Items from a data source:
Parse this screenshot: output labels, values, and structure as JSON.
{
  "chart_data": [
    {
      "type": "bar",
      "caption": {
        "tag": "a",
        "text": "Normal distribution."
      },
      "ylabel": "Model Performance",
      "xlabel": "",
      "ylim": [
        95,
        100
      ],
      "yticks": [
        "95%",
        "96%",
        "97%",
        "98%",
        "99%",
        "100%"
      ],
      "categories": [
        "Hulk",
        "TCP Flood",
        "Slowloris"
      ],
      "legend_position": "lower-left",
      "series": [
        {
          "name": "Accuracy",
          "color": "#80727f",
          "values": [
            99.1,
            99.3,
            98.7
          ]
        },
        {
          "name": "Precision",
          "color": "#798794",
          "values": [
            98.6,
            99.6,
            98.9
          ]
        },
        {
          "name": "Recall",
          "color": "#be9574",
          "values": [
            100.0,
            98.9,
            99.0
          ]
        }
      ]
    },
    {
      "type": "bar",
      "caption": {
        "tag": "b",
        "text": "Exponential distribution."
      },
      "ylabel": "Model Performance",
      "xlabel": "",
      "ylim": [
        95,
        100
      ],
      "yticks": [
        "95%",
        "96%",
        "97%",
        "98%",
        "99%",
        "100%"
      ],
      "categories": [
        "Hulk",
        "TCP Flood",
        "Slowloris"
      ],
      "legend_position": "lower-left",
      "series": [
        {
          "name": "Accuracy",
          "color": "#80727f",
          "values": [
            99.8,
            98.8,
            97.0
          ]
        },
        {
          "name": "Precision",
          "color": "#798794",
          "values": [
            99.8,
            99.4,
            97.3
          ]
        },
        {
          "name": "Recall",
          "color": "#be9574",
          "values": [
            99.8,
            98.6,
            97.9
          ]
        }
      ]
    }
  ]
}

- **What this task involves**
Work out how many lines of the listing above include the word "distribution". Report only the number.

- **Finished task**
2